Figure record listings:
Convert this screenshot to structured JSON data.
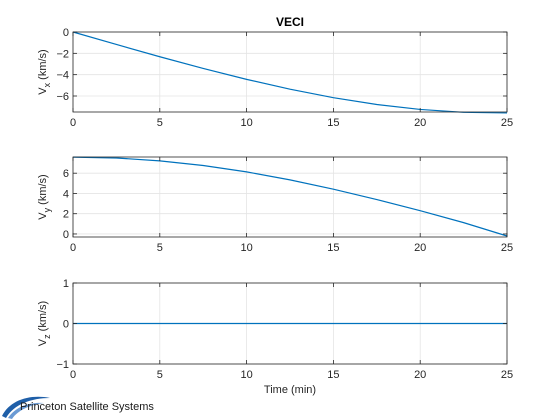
{
  "chart_data": [
    {
      "type": "line",
      "title": "VECI",
      "xlabel": "",
      "ylabel_main": "V",
      "ylabel_sub": "x",
      "ylabel_unit": " (km/s)",
      "xlim": [
        0,
        25
      ],
      "ylim": [
        -7.5,
        0
      ],
      "xticks": [
        0,
        5,
        10,
        15,
        20,
        25
      ],
      "yticks": [
        0,
        -2,
        -4,
        -6
      ],
      "grid": true,
      "series": [
        {
          "color": "#0072bd",
          "x": [
            0,
            2.5,
            5,
            7.5,
            10,
            12.5,
            15,
            17.5,
            20,
            22.5,
            25
          ],
          "y": [
            0,
            -1.17,
            -2.32,
            -3.42,
            -4.44,
            -5.36,
            -6.16,
            -6.8,
            -7.26,
            -7.53,
            -7.59
          ]
        }
      ]
    },
    {
      "type": "line",
      "title": "",
      "xlabel": "",
      "ylabel_main": "V",
      "ylabel_sub": "y",
      "ylabel_unit": " (km/s)",
      "xlim": [
        0,
        25
      ],
      "ylim": [
        -0.3,
        7.6
      ],
      "xticks": [
        0,
        5,
        10,
        15,
        20,
        25
      ],
      "yticks": [
        0,
        2,
        4,
        6
      ],
      "grid": true,
      "series": [
        {
          "color": "#0072bd",
          "x": [
            0,
            2.5,
            5,
            7.5,
            10,
            12.5,
            15,
            17.5,
            20,
            22.5,
            25
          ],
          "y": [
            7.59,
            7.5,
            7.22,
            6.76,
            6.13,
            5.34,
            4.42,
            3.4,
            2.3,
            1.12,
            -0.2
          ]
        }
      ]
    },
    {
      "type": "line",
      "title": "",
      "xlabel": "Time (min)",
      "ylabel_main": "V",
      "ylabel_sub": "z",
      "ylabel_unit": " (km/s)",
      "xlim": [
        0,
        25
      ],
      "ylim": [
        -1,
        1
      ],
      "xticks": [
        0,
        5,
        10,
        15,
        20,
        25
      ],
      "yticks": [
        1,
        0,
        -1
      ],
      "grid": true,
      "series": [
        {
          "color": "#0072bd",
          "x": [
            0,
            25
          ],
          "y": [
            0,
            0
          ]
        }
      ]
    }
  ],
  "logo": {
    "text": "Princeton Satellite Systems",
    "color": "#1f5fa8"
  }
}
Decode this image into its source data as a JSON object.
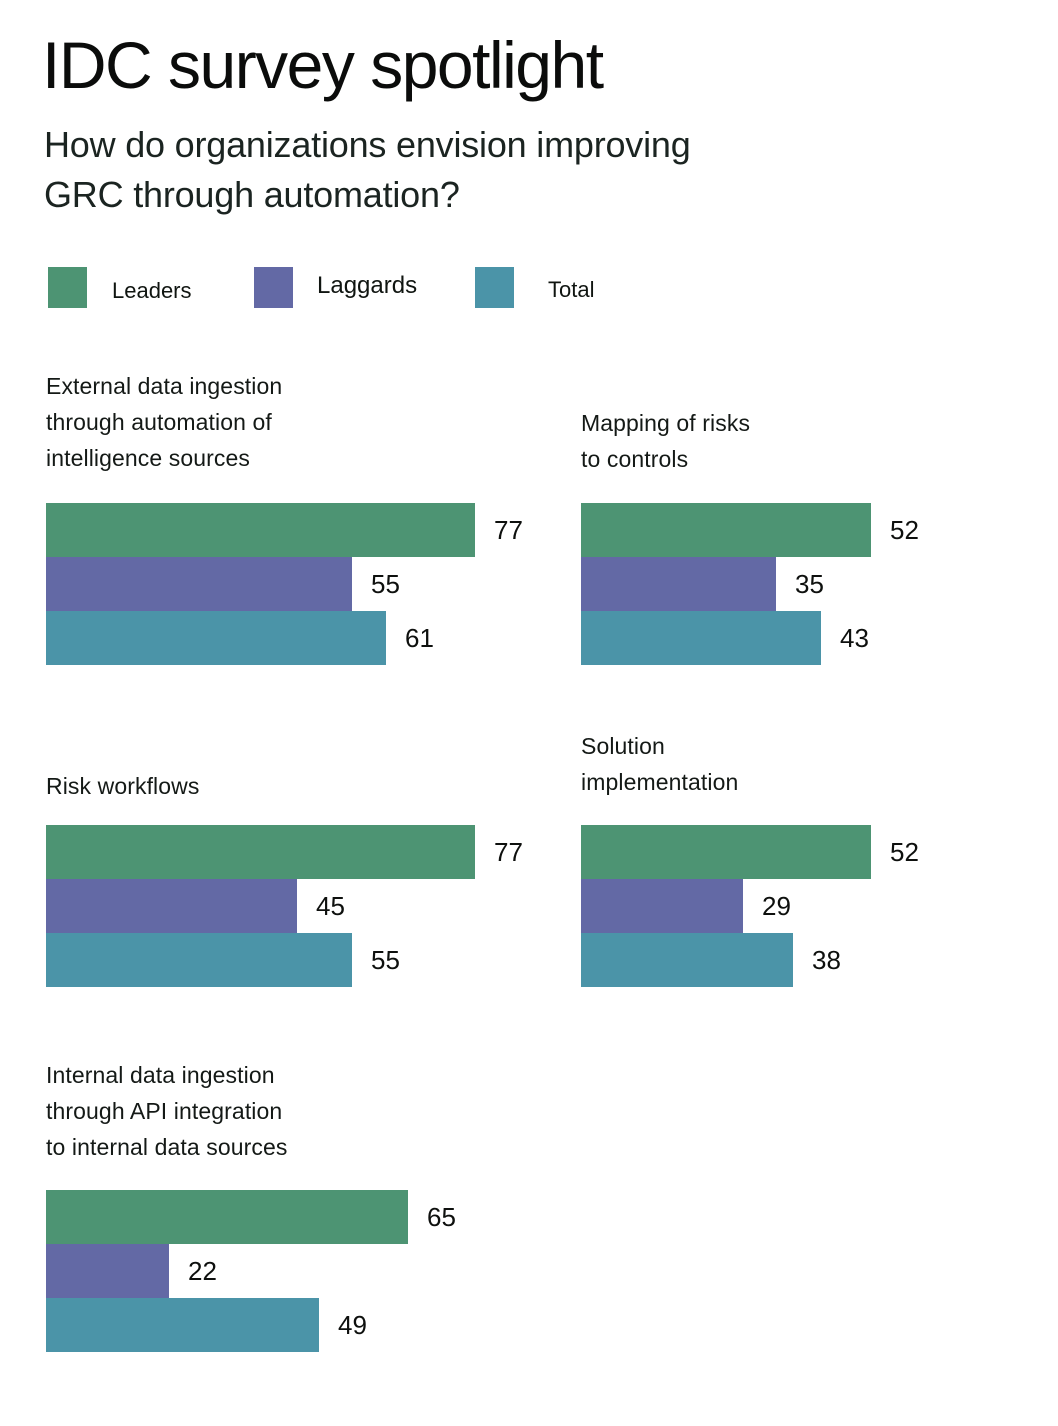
{
  "header": {
    "title": "IDC survey spotlight",
    "subtitle_lines": [
      "How do organizations envision improving",
      "GRC through automation?"
    ]
  },
  "legend": {
    "items": [
      {
        "label": "Leaders",
        "color": "#4d9473",
        "icon": "leaders-swatch"
      },
      {
        "label": "Laggards",
        "color": "#6369a5",
        "icon": "laggards-swatch"
      },
      {
        "label": "Total",
        "color": "#4b94a8",
        "icon": "total-swatch"
      }
    ]
  },
  "chart_data": {
    "type": "bar",
    "orientation": "horizontal",
    "title": "How do organizations envision improving GRC through automation?",
    "xlabel": "",
    "ylabel": "",
    "xlim": [
      0,
      100
    ],
    "grid": false,
    "legend_position": "top",
    "value_labels": "end-of-bar",
    "series_names": [
      "Leaders",
      "Laggards",
      "Total"
    ],
    "series_colors": [
      "#4d9473",
      "#6369a5",
      "#4b94a8"
    ],
    "groups": [
      {
        "category": "External data ingestion through automation of intelligence sources",
        "title_lines": [
          "External data ingestion",
          "through automation of",
          "intelligence sources"
        ],
        "values": [
          77,
          55,
          61
        ]
      },
      {
        "category": "Mapping of risks to controls",
        "title_lines": [
          "Mapping of risks",
          "to controls"
        ],
        "values": [
          52,
          35,
          43
        ]
      },
      {
        "category": "Risk workflows",
        "title_lines": [
          "Risk workflows"
        ],
        "values": [
          77,
          45,
          55
        ]
      },
      {
        "category": "Solution implementation",
        "title_lines": [
          "Solution",
          "implementation"
        ],
        "values": [
          52,
          29,
          38
        ]
      },
      {
        "category": "Internal data ingestion through API integration to internal data sources",
        "title_lines": [
          "Internal data ingestion",
          "through API integration",
          "to internal data sources"
        ],
        "values": [
          65,
          22,
          49
        ]
      }
    ]
  }
}
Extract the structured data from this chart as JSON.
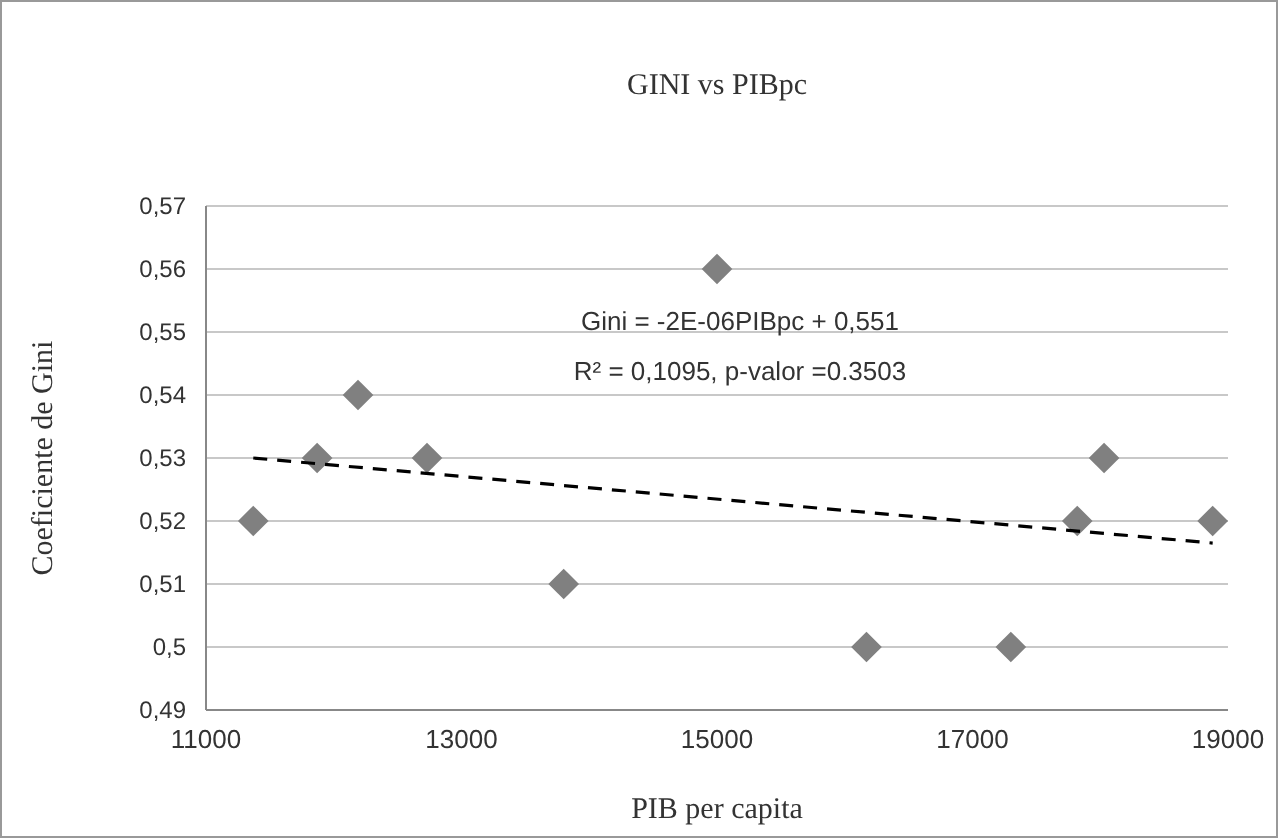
{
  "chart_data": {
    "type": "scatter",
    "title": "GINI vs PIBpc",
    "xlabel": "PIB per capita",
    "ylabel": "Coeficiente de Gini",
    "x": [
      11370,
      11870,
      12190,
      12730,
      13800,
      15000,
      16170,
      17300,
      17820,
      18030,
      18880
    ],
    "series": [
      {
        "color": "#808080",
        "marker": "diamond",
        "values": [
          0.52,
          0.53,
          0.54,
          0.53,
          0.51,
          0.56,
          0.5,
          0.5,
          0.52,
          0.53,
          0.52
        ]
      },
      {
        "type": "line",
        "color": "#000000",
        "line_style": "dashed",
        "marker": "none",
        "x": [
          11370,
          18880
        ],
        "values": [
          0.53,
          0.5165
        ]
      }
    ],
    "xlim": [
      11000,
      19000
    ],
    "xticks": [
      11000,
      13000,
      15000,
      17000,
      19000
    ],
    "ylim": [
      0.49,
      0.57
    ],
    "yticks": [
      {
        "value": 0.49,
        "label": "0,49"
      },
      {
        "value": 0.5,
        "label": "0,5"
      },
      {
        "value": 0.51,
        "label": "0,51"
      },
      {
        "value": 0.52,
        "label": "0,52"
      },
      {
        "value": 0.53,
        "label": "0,53"
      },
      {
        "value": 0.54,
        "label": "0,54"
      },
      {
        "value": 0.55,
        "label": "0,55"
      },
      {
        "value": 0.56,
        "label": "0,56"
      },
      {
        "value": 0.57,
        "label": "0,57"
      }
    ],
    "grid": "y",
    "annotations": [
      "Gini = -2E-06PIBpc + 0,551",
      "R² = 0,1095, p-valor =0.3503"
    ]
  }
}
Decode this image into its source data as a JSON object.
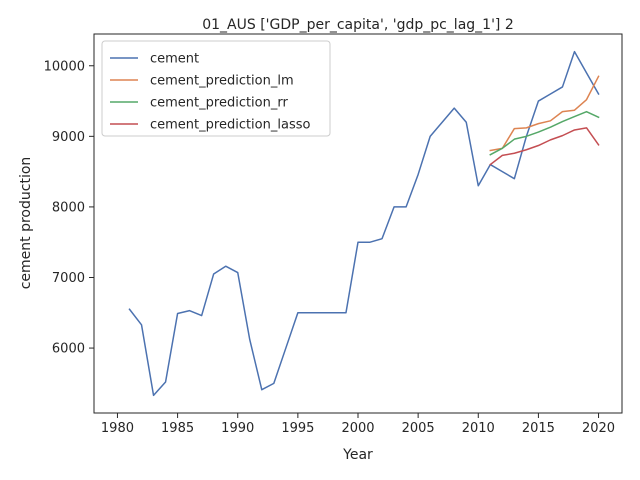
{
  "chart_data": {
    "type": "line",
    "title": "01_AUS ['GDP_per_capita', 'gdp_pc_lag_1'] 2",
    "xlabel": "Year",
    "ylabel": "cement production",
    "xlim": [
      1978.05,
      2021.95
    ],
    "ylim": [
      5080,
      10450
    ],
    "xticks": [
      1980,
      1985,
      1990,
      1995,
      2000,
      2005,
      2010,
      2015,
      2020
    ],
    "yticks": [
      6000,
      7000,
      8000,
      9000,
      10000
    ],
    "grid": false,
    "legend_position": "top-left",
    "series": [
      {
        "name": "cement",
        "color": "#4c72b0",
        "x": [
          1981,
          1982,
          1983,
          1984,
          1985,
          1986,
          1987,
          1988,
          1989,
          1990,
          1991,
          1992,
          1993,
          1994,
          1995,
          1996,
          1997,
          1998,
          1999,
          2000,
          2001,
          2002,
          2003,
          2004,
          2005,
          2006,
          2007,
          2008,
          2009,
          2010,
          2011,
          2012,
          2013,
          2014,
          2015,
          2016,
          2017,
          2018,
          2019,
          2020
        ],
        "y": [
          6550,
          6330,
          5330,
          5520,
          6490,
          6530,
          6460,
          7050,
          7160,
          7070,
          6120,
          5410,
          5500,
          6000,
          6500,
          6500,
          6500,
          6500,
          6500,
          7500,
          7500,
          7550,
          8000,
          8000,
          8460,
          9000,
          9200,
          9400,
          9200,
          8300,
          8600,
          8500,
          8400,
          9000,
          9500,
          9600,
          9700,
          10200,
          9900,
          9600
        ]
      },
      {
        "name": "cement_prediction_lm",
        "color": "#dd8452",
        "x": [
          2011,
          2012,
          2013,
          2014,
          2015,
          2016,
          2017,
          2018,
          2019,
          2020
        ],
        "y": [
          8800,
          8830,
          9110,
          9120,
          9180,
          9220,
          9350,
          9370,
          9520,
          9850
        ]
      },
      {
        "name": "cement_prediction_rr",
        "color": "#55a868",
        "x": [
          2011,
          2012,
          2013,
          2014,
          2015,
          2016,
          2017,
          2018,
          2019,
          2020
        ],
        "y": [
          8740,
          8830,
          8960,
          9000,
          9060,
          9130,
          9210,
          9280,
          9350,
          9270
        ]
      },
      {
        "name": "cement_prediction_lasso",
        "color": "#c44e52",
        "x": [
          2011,
          2012,
          2013,
          2014,
          2015,
          2016,
          2017,
          2018,
          2019,
          2020
        ],
        "y": [
          8600,
          8730,
          8760,
          8810,
          8870,
          8950,
          9010,
          9090,
          9120,
          8880
        ]
      }
    ]
  }
}
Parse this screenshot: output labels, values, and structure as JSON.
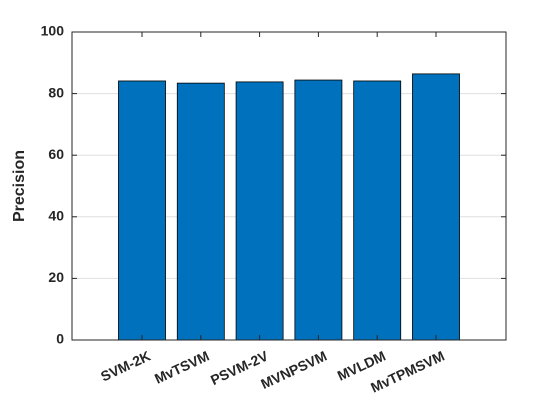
{
  "chart_data": {
    "type": "bar",
    "y_label": "Precision",
    "categories": [
      "SVM-2K",
      "MvTSVM",
      "PSVM-2V",
      "MVNPSVM",
      "MVLDM",
      "MvTPMSVM"
    ],
    "values": [
      84.1,
      83.4,
      83.8,
      84.4,
      84.1,
      86.4
    ],
    "color": "#0072bd",
    "ylim": [
      0,
      100
    ],
    "yticks": [
      0,
      20,
      40,
      60,
      80,
      100
    ],
    "grid": true
  }
}
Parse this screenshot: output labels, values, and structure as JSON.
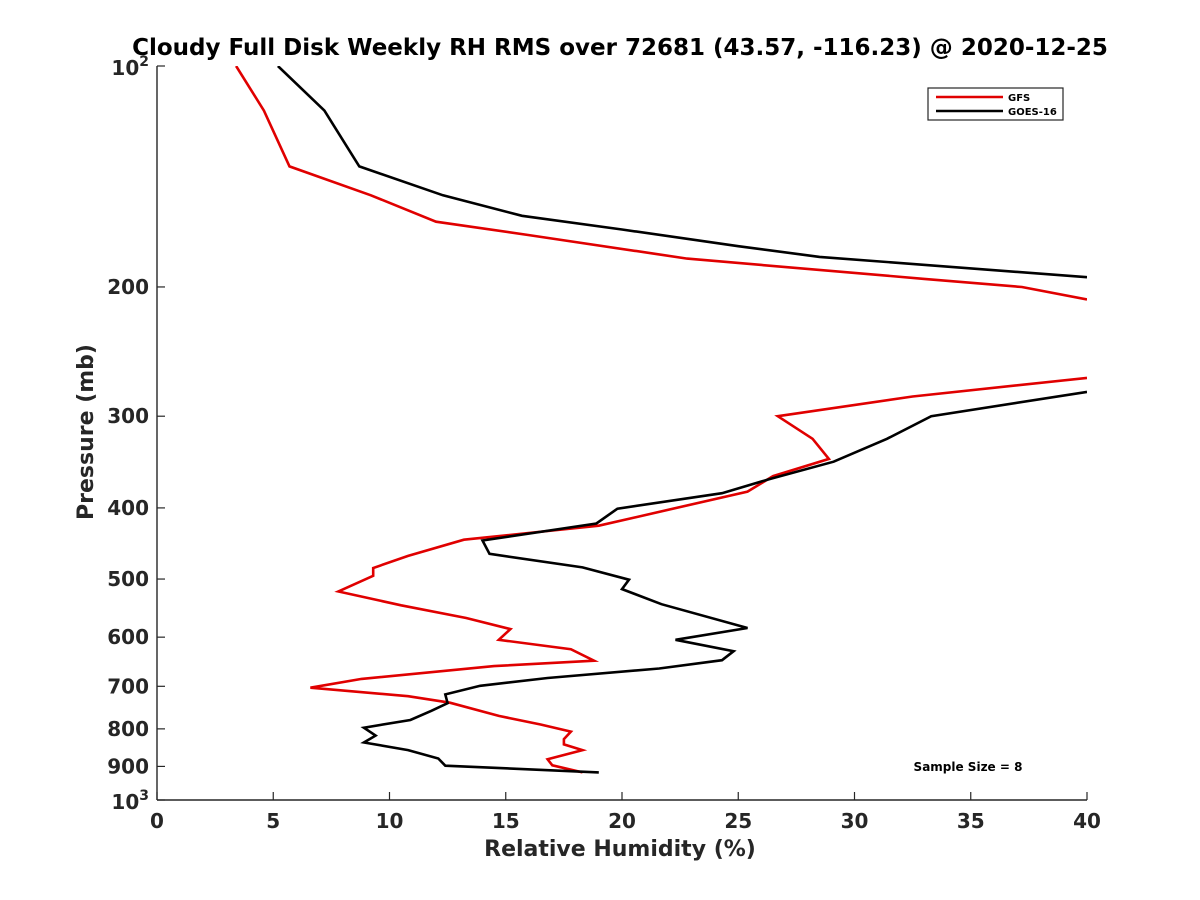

STATED GOAL:
Search the data for the word "risks" and copy each line where it appears.

RIGHT ANSWER:
        "category": "Mapping of risks to controls",
          "Mapping of risks",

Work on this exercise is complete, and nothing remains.